PROBLEM REQUIREMENTS => Keep only the lines of the listing that include the word "subtitle", and copy them.
+ + + + +
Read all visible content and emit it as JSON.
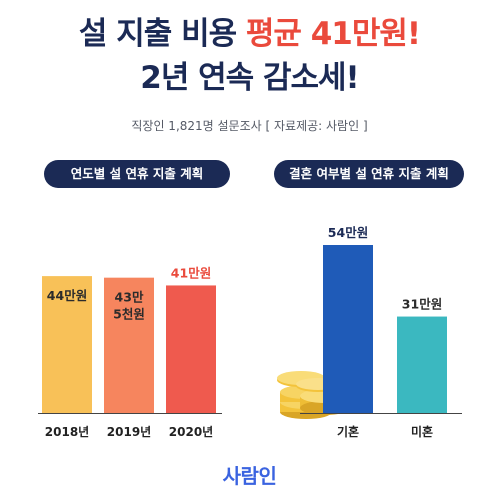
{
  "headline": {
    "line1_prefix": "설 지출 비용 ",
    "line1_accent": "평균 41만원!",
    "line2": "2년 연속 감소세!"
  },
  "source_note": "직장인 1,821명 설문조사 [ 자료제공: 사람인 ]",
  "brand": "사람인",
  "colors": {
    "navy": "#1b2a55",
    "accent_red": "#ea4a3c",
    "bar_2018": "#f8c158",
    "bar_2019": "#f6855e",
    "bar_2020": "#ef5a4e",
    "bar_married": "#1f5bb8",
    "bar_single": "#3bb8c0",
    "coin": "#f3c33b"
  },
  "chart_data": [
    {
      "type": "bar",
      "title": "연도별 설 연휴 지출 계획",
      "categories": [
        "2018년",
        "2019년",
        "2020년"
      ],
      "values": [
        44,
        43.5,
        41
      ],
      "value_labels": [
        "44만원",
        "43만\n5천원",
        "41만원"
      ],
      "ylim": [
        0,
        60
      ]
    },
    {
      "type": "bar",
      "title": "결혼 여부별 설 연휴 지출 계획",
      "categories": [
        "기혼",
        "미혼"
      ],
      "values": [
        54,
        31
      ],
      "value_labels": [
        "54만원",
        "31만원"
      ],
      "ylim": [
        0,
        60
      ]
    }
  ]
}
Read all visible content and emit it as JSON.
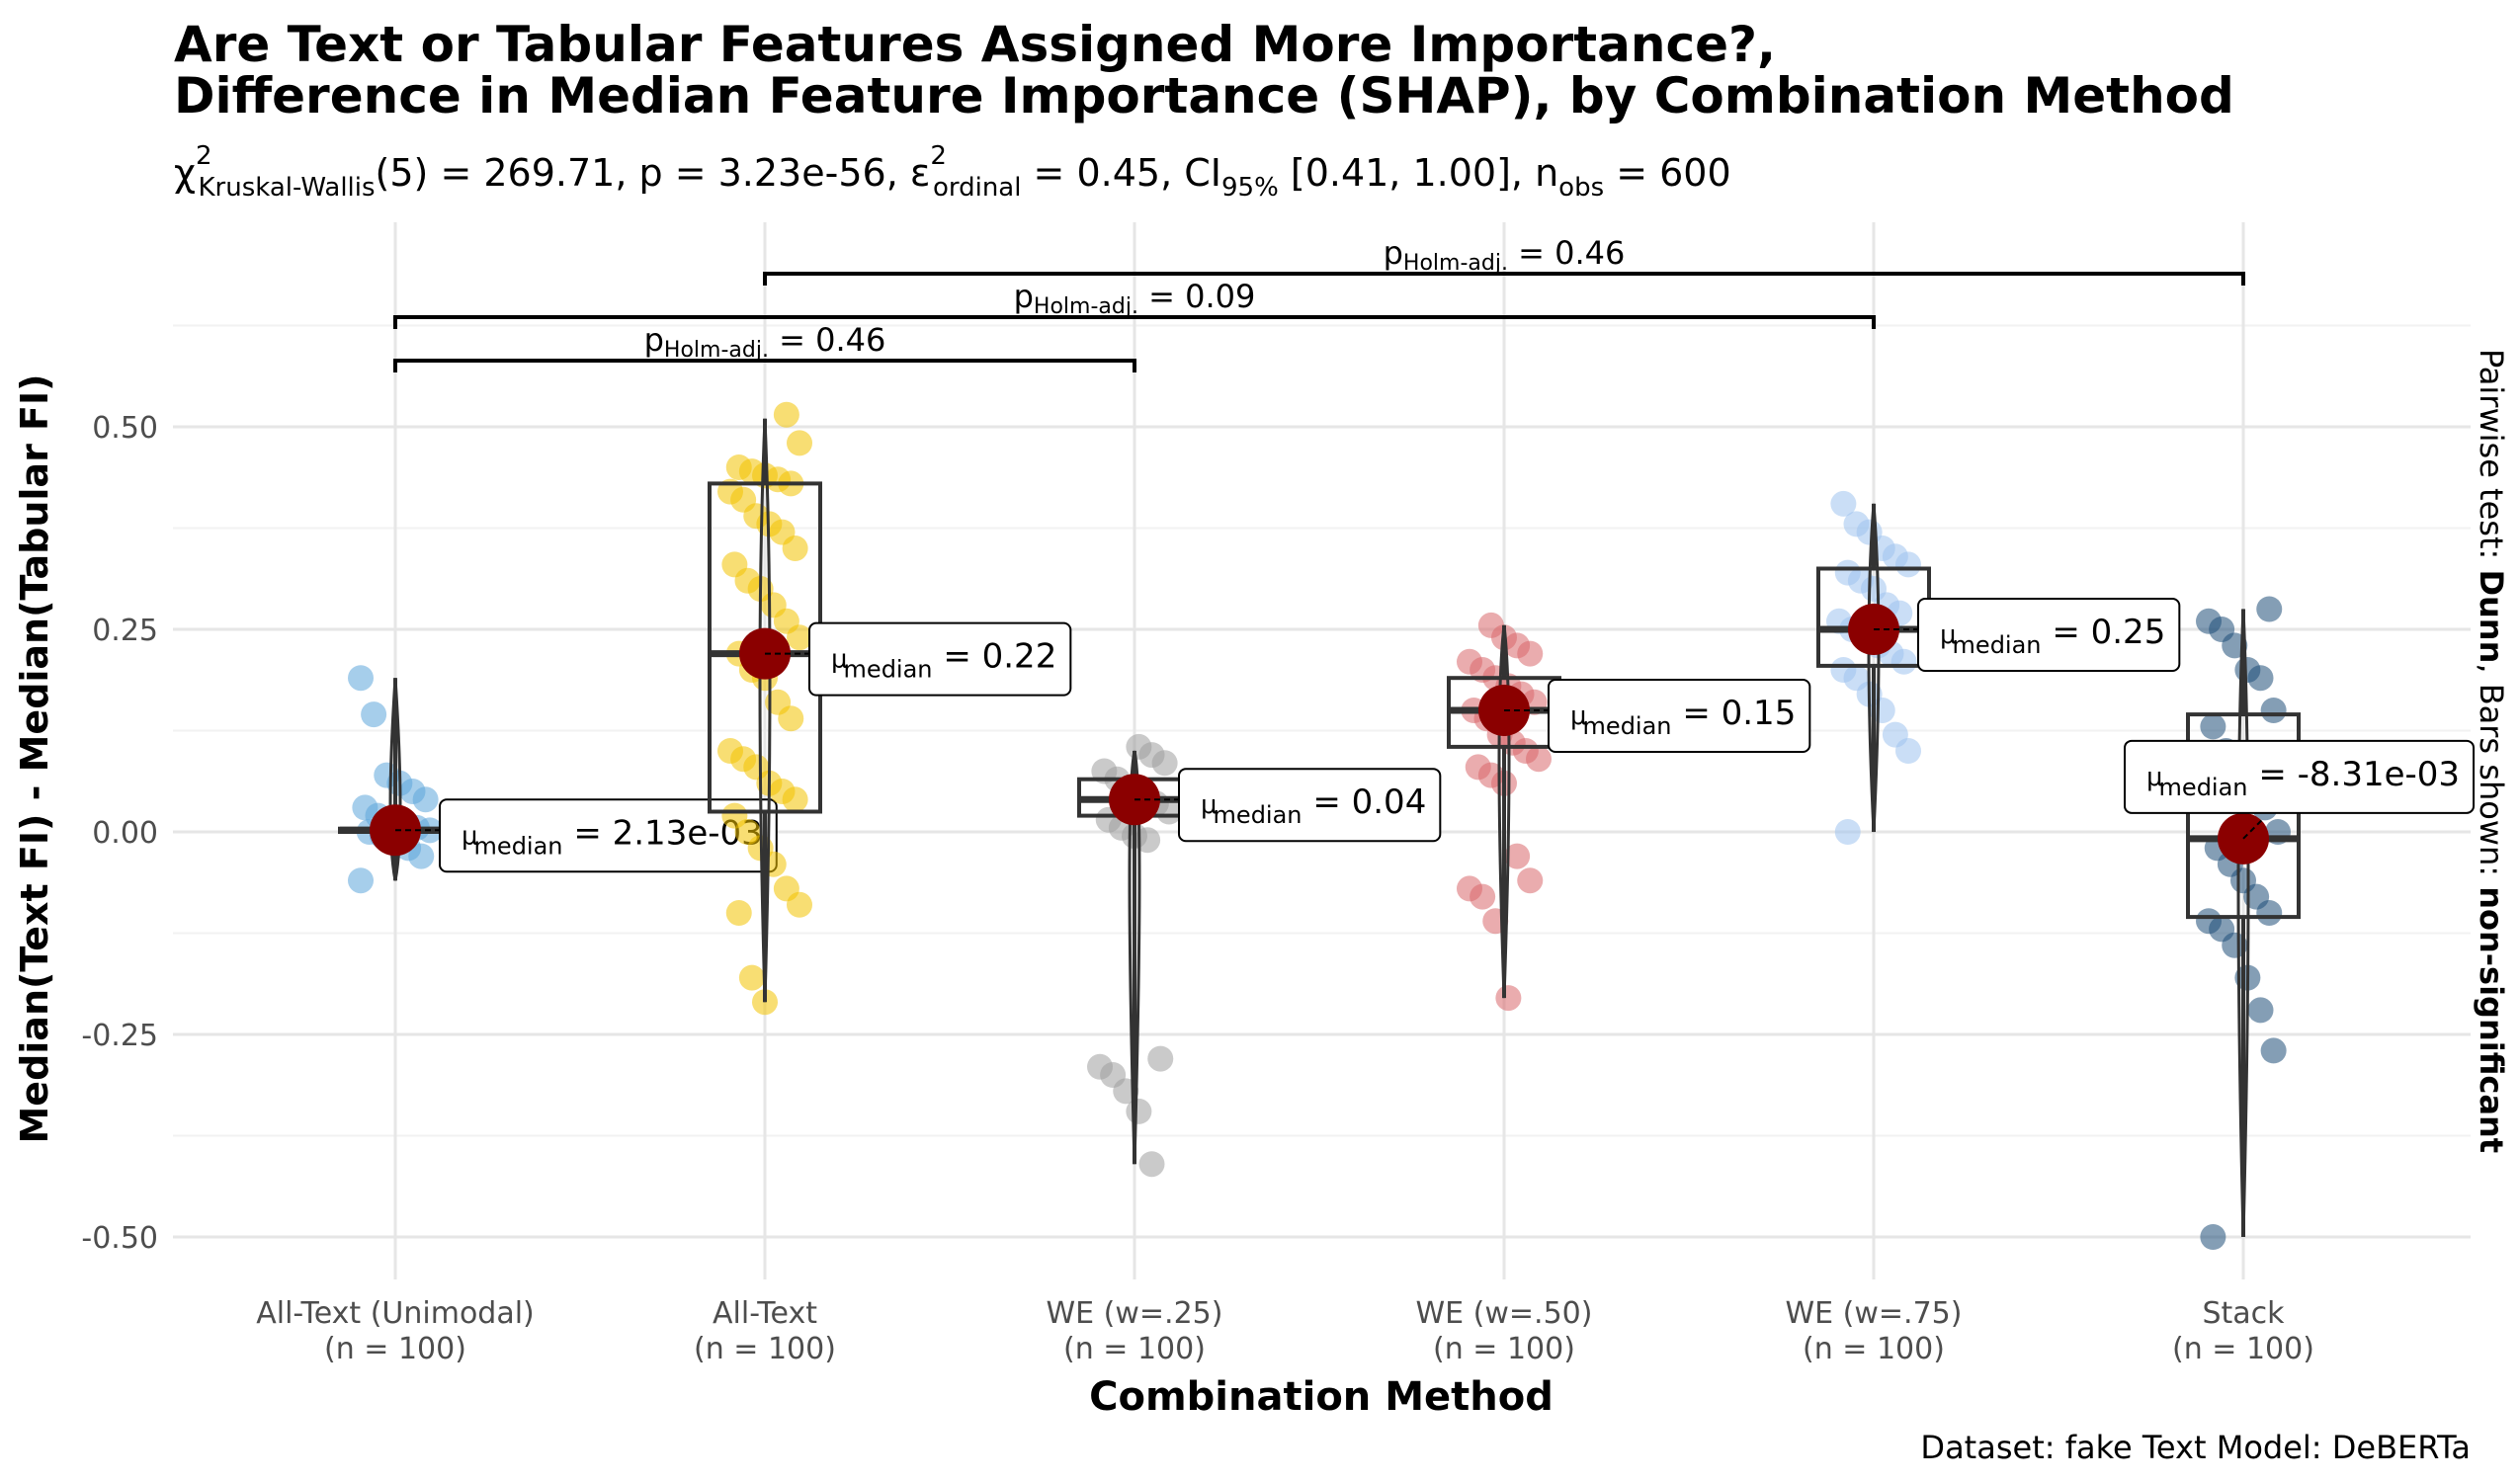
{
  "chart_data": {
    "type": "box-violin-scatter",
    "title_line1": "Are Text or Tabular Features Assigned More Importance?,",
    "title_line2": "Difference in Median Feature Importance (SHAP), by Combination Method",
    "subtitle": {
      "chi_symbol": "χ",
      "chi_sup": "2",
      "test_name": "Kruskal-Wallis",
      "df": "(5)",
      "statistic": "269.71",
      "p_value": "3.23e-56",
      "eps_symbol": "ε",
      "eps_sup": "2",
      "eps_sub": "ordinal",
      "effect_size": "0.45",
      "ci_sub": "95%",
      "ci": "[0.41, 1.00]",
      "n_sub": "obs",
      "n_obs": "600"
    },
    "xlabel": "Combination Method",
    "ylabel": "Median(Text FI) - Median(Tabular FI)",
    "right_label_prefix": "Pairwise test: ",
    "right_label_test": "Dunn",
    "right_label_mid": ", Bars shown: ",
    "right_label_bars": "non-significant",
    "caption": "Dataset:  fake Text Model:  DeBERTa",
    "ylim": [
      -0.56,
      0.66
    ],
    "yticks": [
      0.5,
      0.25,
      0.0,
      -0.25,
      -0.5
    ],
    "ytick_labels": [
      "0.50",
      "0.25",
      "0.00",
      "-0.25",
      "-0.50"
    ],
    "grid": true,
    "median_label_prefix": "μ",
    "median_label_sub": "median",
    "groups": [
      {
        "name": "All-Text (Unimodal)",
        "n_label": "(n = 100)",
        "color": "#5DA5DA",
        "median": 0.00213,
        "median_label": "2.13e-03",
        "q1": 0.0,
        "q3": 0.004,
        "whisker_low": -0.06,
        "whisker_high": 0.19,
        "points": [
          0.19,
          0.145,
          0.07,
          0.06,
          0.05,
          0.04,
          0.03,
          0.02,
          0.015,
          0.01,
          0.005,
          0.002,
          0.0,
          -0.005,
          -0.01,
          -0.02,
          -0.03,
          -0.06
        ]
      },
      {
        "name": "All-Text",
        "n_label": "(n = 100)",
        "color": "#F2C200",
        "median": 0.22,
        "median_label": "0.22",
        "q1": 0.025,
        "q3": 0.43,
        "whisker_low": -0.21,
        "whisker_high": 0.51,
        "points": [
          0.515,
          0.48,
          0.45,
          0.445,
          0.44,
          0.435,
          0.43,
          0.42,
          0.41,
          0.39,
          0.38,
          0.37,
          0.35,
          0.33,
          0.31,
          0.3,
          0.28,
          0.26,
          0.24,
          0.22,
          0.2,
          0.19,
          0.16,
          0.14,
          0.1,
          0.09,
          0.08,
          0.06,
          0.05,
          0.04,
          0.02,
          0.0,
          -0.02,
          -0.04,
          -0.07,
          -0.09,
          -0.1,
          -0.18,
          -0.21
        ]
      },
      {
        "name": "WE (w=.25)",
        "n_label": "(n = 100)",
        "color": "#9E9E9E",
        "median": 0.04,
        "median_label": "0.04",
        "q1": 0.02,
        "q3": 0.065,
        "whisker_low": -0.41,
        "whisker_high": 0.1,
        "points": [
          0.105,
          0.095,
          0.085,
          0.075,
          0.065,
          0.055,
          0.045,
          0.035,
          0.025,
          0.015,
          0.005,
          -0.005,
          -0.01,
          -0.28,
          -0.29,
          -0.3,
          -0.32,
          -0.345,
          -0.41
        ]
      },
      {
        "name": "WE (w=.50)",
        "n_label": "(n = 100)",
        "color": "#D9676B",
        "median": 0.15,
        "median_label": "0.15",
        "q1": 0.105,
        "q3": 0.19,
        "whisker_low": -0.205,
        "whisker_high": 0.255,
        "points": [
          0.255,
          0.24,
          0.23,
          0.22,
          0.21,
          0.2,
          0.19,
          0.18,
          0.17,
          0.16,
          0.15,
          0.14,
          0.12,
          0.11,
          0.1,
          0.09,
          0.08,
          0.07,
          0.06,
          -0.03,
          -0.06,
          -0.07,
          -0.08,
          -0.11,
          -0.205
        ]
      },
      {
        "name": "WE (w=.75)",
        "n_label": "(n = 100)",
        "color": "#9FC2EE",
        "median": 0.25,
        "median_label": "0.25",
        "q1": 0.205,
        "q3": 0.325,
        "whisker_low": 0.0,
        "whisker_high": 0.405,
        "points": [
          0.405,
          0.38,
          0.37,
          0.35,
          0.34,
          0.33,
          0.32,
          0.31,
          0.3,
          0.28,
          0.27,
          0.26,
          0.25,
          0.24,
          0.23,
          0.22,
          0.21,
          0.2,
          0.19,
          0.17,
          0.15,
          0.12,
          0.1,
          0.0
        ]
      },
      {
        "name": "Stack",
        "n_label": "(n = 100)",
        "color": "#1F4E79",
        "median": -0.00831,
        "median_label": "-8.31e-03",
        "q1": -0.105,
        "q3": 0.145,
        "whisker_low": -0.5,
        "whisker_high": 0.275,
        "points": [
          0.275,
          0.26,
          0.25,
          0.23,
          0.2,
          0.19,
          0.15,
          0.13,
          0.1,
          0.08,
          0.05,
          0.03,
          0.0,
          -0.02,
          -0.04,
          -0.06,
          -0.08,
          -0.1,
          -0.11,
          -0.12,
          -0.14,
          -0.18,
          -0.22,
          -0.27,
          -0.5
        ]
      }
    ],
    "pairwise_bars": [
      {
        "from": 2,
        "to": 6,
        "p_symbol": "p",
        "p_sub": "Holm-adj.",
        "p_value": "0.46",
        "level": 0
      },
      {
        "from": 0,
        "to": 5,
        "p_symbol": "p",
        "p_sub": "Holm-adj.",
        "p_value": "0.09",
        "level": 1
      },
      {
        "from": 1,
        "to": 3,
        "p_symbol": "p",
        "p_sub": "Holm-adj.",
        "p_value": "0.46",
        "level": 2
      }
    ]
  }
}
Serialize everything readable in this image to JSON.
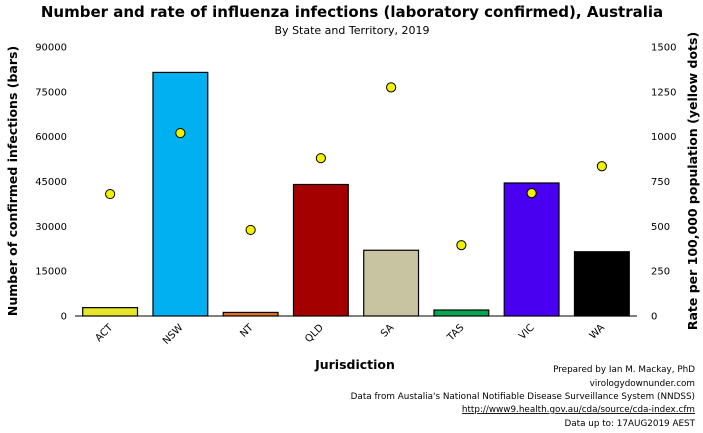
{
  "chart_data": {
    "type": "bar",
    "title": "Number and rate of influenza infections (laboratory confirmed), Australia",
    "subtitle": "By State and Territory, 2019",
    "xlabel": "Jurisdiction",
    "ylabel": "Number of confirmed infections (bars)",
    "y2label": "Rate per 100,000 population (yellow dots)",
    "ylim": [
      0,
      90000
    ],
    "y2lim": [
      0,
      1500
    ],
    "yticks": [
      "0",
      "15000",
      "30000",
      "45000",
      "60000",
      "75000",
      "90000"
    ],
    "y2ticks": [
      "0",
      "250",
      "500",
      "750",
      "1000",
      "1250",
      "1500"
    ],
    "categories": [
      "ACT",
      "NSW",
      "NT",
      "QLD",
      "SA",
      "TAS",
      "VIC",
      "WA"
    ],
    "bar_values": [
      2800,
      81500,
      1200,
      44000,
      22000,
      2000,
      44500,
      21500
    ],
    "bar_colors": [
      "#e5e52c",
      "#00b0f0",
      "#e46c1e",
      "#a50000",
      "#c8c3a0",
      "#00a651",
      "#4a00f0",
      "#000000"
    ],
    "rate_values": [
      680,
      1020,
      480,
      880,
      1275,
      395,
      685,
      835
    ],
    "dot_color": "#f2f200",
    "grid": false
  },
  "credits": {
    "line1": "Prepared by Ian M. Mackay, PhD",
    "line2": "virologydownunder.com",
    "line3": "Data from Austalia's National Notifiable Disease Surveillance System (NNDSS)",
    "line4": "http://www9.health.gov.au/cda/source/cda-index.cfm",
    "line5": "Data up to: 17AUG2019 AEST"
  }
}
+ + + + +
EXERCISE RESPONSE =>
    "subtitle": {
    "subtitle": "By State and Territory, 2019",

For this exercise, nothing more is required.